Copy out the entries below in full and exactly.
===== DATA SUPPLIED
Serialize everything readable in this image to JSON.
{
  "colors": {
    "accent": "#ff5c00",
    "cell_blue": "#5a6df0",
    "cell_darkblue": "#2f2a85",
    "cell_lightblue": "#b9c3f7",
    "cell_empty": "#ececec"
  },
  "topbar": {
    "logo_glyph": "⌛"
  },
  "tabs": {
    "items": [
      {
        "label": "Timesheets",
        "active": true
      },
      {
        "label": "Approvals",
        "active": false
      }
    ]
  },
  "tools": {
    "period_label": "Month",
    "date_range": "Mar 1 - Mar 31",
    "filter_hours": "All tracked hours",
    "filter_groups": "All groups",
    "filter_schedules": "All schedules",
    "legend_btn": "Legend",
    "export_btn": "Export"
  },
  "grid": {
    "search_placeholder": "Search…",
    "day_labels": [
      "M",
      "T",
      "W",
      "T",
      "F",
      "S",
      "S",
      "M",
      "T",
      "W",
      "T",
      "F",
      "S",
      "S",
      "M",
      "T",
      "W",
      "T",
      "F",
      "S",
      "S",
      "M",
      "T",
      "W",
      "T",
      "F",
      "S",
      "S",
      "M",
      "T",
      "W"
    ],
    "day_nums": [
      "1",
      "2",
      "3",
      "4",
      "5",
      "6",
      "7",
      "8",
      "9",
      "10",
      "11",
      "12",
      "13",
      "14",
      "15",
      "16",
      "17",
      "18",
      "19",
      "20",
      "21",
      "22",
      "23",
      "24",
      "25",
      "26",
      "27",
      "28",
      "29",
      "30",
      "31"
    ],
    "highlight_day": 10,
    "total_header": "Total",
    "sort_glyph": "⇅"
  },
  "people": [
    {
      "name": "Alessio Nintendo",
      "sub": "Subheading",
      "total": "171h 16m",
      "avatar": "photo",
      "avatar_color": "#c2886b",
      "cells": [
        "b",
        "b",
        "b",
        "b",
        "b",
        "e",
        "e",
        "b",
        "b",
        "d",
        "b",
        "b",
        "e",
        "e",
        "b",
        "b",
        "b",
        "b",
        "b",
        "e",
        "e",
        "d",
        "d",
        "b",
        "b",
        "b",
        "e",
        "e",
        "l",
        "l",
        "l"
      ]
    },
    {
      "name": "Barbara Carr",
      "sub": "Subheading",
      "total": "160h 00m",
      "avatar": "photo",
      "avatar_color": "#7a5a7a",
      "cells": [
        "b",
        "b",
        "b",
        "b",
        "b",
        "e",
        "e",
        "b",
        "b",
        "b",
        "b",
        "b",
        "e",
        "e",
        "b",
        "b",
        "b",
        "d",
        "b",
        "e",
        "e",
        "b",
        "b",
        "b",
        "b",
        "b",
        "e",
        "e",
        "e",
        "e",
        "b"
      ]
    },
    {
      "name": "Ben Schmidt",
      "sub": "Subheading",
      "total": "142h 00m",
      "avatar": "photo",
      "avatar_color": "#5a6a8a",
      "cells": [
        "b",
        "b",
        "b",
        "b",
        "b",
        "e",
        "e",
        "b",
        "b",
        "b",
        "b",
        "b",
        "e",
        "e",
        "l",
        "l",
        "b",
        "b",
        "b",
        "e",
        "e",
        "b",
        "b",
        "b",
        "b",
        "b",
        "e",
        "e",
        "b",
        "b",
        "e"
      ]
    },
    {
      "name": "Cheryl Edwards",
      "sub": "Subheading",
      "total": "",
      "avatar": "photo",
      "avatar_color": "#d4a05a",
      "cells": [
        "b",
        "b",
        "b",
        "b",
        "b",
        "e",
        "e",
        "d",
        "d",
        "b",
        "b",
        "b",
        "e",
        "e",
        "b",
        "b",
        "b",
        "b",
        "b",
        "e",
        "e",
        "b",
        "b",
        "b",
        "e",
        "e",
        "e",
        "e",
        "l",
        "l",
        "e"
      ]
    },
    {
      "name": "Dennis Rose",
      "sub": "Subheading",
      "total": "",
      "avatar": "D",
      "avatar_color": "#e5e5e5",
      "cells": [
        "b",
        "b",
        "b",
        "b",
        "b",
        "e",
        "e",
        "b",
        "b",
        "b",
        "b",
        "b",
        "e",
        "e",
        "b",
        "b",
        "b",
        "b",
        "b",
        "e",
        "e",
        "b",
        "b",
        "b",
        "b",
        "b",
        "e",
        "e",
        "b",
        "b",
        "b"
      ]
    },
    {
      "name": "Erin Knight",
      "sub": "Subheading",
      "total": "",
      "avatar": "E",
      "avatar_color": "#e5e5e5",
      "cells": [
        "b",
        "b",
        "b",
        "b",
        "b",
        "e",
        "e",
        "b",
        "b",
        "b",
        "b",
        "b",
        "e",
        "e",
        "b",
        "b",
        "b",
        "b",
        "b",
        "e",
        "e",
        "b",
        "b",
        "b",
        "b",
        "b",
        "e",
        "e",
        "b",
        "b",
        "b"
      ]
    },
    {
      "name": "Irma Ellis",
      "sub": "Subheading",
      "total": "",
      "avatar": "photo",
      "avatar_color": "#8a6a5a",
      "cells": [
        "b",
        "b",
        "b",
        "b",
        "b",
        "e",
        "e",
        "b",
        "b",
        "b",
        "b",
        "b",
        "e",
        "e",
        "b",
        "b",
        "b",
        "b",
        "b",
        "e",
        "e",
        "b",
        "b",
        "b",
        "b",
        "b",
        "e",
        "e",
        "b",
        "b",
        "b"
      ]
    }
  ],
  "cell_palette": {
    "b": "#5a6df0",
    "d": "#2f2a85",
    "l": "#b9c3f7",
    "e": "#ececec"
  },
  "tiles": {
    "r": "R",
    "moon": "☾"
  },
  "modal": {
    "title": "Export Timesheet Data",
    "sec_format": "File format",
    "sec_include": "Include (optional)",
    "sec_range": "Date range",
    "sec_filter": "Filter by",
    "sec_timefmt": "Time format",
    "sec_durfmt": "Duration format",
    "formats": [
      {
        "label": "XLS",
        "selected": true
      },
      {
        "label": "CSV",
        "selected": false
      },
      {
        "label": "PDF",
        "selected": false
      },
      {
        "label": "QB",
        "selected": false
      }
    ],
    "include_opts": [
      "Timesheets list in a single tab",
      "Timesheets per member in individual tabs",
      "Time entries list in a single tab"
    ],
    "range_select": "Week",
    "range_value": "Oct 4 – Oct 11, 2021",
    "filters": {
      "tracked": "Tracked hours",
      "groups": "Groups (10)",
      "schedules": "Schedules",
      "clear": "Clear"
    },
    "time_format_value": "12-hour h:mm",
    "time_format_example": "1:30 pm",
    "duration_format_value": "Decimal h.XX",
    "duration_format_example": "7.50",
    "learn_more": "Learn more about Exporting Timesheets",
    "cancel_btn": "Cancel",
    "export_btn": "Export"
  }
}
==========
**OUTPUT BELOW**
Serialize everything readable in this image to JSON.
{
  "colors": {
    "accent": "#ff5c00",
    "cell_blue": "#5a6df0",
    "cell_darkblue": "#2f2a85",
    "cell_lightblue": "#b9c3f7",
    "cell_empty": "#ececec"
  },
  "topbar": {
    "logo_glyph": "⌛"
  },
  "tabs": {
    "items": [
      {
        "label": "Timesheets",
        "active": true
      },
      {
        "label": "Approvals",
        "active": false
      }
    ]
  },
  "tools": {
    "period_label": "Month",
    "date_range": "Mar 1 - Mar 31",
    "filter_hours": "All tracked hours",
    "filter_groups": "All groups",
    "filter_schedules": "All schedules",
    "legend_btn": "Legend",
    "export_btn": "Export"
  },
  "grid": {
    "search_placeholder": "Search…",
    "day_labels": [
      "M",
      "T",
      "W",
      "T",
      "F",
      "S",
      "S",
      "M",
      "T",
      "W",
      "T",
      "F",
      "S",
      "S",
      "M",
      "T",
      "W",
      "T",
      "F",
      "S",
      "S",
      "M",
      "T",
      "W",
      "T",
      "F",
      "S",
      "S",
      "M",
      "T",
      "W"
    ],
    "day_nums": [
      "1",
      "2",
      "3",
      "4",
      "5",
      "6",
      "7",
      "8",
      "9",
      "10",
      "11",
      "12",
      "13",
      "14",
      "15",
      "16",
      "17",
      "18",
      "19",
      "20",
      "21",
      "22",
      "23",
      "24",
      "25",
      "26",
      "27",
      "28",
      "29",
      "30",
      "31"
    ],
    "highlight_day": 10,
    "total_header": "Total",
    "sort_glyph": "⇅"
  },
  "people": [
    {
      "name": "Alessio Nintendo",
      "sub": "Subheading",
      "total": "171h 16m",
      "avatar": "photo",
      "avatar_color": "#c2886b",
      "cells": [
        "b",
        "b",
        "b",
        "b",
        "b",
        "e",
        "e",
        "b",
        "b",
        "d",
        "b",
        "b",
        "e",
        "e",
        "b",
        "b",
        "b",
        "b",
        "b",
        "e",
        "e",
        "d",
        "d",
        "b",
        "b",
        "b",
        "e",
        "e",
        "l",
        "l",
        "l"
      ]
    },
    {
      "name": "Barbara Carr",
      "sub": "Subheading",
      "total": "160h 00m",
      "avatar": "photo",
      "avatar_color": "#7a5a7a",
      "cells": [
        "b",
        "b",
        "b",
        "b",
        "b",
        "e",
        "e",
        "b",
        "b",
        "b",
        "b",
        "b",
        "e",
        "e",
        "b",
        "b",
        "b",
        "d",
        "b",
        "e",
        "e",
        "b",
        "b",
        "b",
        "b",
        "b",
        "e",
        "e",
        "e",
        "e",
        "b"
      ]
    },
    {
      "name": "Ben Schmidt",
      "sub": "Subheading",
      "total": "142h 00m",
      "avatar": "photo",
      "avatar_color": "#5a6a8a",
      "cells": [
        "b",
        "b",
        "b",
        "b",
        "b",
        "e",
        "e",
        "b",
        "b",
        "b",
        "b",
        "b",
        "e",
        "e",
        "l",
        "l",
        "b",
        "b",
        "b",
        "e",
        "e",
        "b",
        "b",
        "b",
        "b",
        "b",
        "e",
        "e",
        "b",
        "b",
        "e"
      ]
    },
    {
      "name": "Cheryl Edwards",
      "sub": "Subheading",
      "total": "",
      "avatar": "photo",
      "avatar_color": "#d4a05a",
      "cells": [
        "b",
        "b",
        "b",
        "b",
        "b",
        "e",
        "e",
        "d",
        "d",
        "b",
        "b",
        "b",
        "e",
        "e",
        "b",
        "b",
        "b",
        "b",
        "b",
        "e",
        "e",
        "b",
        "b",
        "b",
        "e",
        "e",
        "e",
        "e",
        "l",
        "l",
        "e"
      ]
    },
    {
      "name": "Dennis Rose",
      "sub": "Subheading",
      "total": "",
      "avatar": "D",
      "avatar_color": "#e5e5e5",
      "cells": [
        "b",
        "b",
        "b",
        "b",
        "b",
        "e",
        "e",
        "b",
        "b",
        "b",
        "b",
        "b",
        "e",
        "e",
        "b",
        "b",
        "b",
        "b",
        "b",
        "e",
        "e",
        "b",
        "b",
        "b",
        "b",
        "b",
        "e",
        "e",
        "b",
        "b",
        "b"
      ]
    },
    {
      "name": "Erin Knight",
      "sub": "Subheading",
      "total": "",
      "avatar": "E",
      "avatar_color": "#e5e5e5",
      "cells": [
        "b",
        "b",
        "b",
        "b",
        "b",
        "e",
        "e",
        "b",
        "b",
        "b",
        "b",
        "b",
        "e",
        "e",
        "b",
        "b",
        "b",
        "b",
        "b",
        "e",
        "e",
        "b",
        "b",
        "b",
        "b",
        "b",
        "e",
        "e",
        "b",
        "b",
        "b"
      ]
    },
    {
      "name": "Irma Ellis",
      "sub": "Subheading",
      "total": "",
      "avatar": "photo",
      "avatar_color": "#8a6a5a",
      "cells": [
        "b",
        "b",
        "b",
        "b",
        "b",
        "e",
        "e",
        "b",
        "b",
        "b",
        "b",
        "b",
        "e",
        "e",
        "b",
        "b",
        "b",
        "b",
        "b",
        "e",
        "e",
        "b",
        "b",
        "b",
        "b",
        "b",
        "e",
        "e",
        "b",
        "b",
        "b"
      ]
    }
  ],
  "cell_palette": {
    "b": "#5a6df0",
    "d": "#2f2a85",
    "l": "#b9c3f7",
    "e": "#ececec"
  },
  "tiles": {
    "r": "R",
    "moon": "☾"
  },
  "modal": {
    "title": "Export Timesheet Data",
    "sec_format": "File format",
    "sec_include": "Include (optional)",
    "sec_range": "Date range",
    "sec_filter": "Filter by",
    "sec_timefmt": "Time format",
    "sec_durfmt": "Duration format",
    "formats": [
      {
        "label": "XLS",
        "selected": true
      },
      {
        "label": "CSV",
        "selected": false
      },
      {
        "label": "PDF",
        "selected": false
      },
      {
        "label": "QB",
        "selected": false
      }
    ],
    "include_opts": [
      "Timesheets list in a single tab",
      "Timesheets per member in individual tabs",
      "Time entries list in a single tab"
    ],
    "range_select": "Week",
    "range_value": "Oct 4 – Oct 11, 2021",
    "filters": {
      "tracked": "Tracked hours",
      "groups": "Groups (10)",
      "schedules": "Schedules",
      "clear": "Clear"
    },
    "time_format_value": "12-hour h:mm",
    "time_format_example": "1:30 pm",
    "duration_format_value": "Decimal h.XX",
    "duration_format_example": "7.50",
    "learn_more": "Learn more about Exporting Timesheets",
    "cancel_btn": "Cancel",
    "export_btn": "Export"
  }
}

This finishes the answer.